Goal of the exercise. Filter the lines below, copying only those with the string "value".

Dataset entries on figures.
########################################

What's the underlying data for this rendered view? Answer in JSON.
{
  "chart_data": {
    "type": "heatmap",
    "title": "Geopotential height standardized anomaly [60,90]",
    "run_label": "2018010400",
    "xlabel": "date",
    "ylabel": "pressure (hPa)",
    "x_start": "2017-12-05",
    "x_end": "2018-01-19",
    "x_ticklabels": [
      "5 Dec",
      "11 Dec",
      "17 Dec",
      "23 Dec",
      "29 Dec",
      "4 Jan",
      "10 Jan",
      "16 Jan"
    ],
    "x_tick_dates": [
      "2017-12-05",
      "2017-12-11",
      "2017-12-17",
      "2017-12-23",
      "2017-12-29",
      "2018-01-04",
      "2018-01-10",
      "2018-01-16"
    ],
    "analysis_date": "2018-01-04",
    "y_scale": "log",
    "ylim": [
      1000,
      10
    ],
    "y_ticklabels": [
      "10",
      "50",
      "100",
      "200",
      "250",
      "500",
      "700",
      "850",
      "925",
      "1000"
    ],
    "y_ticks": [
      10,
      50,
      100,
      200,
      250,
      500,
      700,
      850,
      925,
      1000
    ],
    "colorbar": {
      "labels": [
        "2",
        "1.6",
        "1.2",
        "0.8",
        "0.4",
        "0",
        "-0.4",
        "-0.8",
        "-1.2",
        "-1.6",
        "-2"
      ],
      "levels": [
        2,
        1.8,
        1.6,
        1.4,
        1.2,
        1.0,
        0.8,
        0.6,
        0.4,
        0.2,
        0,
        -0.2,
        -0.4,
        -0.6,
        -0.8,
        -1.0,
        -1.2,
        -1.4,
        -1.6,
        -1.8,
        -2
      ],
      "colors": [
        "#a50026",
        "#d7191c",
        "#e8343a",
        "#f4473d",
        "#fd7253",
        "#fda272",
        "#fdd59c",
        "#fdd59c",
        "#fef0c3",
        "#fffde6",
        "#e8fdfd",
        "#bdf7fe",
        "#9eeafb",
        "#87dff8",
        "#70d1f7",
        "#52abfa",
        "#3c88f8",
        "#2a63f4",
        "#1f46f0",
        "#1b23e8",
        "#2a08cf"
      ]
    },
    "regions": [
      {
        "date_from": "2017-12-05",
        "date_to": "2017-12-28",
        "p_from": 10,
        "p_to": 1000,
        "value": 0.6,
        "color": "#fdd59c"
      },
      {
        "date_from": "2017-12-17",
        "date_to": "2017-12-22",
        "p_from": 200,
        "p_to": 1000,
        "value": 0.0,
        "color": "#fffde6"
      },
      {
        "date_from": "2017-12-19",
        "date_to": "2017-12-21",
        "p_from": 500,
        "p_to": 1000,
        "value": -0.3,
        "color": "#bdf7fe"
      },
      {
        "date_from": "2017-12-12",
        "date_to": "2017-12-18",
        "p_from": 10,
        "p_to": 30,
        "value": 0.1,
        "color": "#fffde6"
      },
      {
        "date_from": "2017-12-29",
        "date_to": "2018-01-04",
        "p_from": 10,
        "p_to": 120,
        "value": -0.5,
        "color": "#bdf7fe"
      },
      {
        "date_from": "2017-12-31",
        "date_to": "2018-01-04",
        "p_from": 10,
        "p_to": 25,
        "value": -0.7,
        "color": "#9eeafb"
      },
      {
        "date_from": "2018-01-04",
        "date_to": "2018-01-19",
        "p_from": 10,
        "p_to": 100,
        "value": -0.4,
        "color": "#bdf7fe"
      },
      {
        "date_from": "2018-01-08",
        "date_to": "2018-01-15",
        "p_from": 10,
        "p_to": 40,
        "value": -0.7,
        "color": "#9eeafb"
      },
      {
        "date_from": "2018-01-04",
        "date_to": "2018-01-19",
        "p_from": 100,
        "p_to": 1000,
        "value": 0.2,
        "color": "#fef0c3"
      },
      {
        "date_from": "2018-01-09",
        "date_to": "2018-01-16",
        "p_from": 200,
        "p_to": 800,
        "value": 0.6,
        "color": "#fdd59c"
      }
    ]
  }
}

########################################

Problem solution.
        "value": 0.6,
        "value": 0.0,
        "value": -0.3,
        "value": 0.1,
        "value": -0.5,
        "value": -0.7,
        "value": -0.4,
        "value": -0.7,
        "value": 0.2,
        "value": 0.6,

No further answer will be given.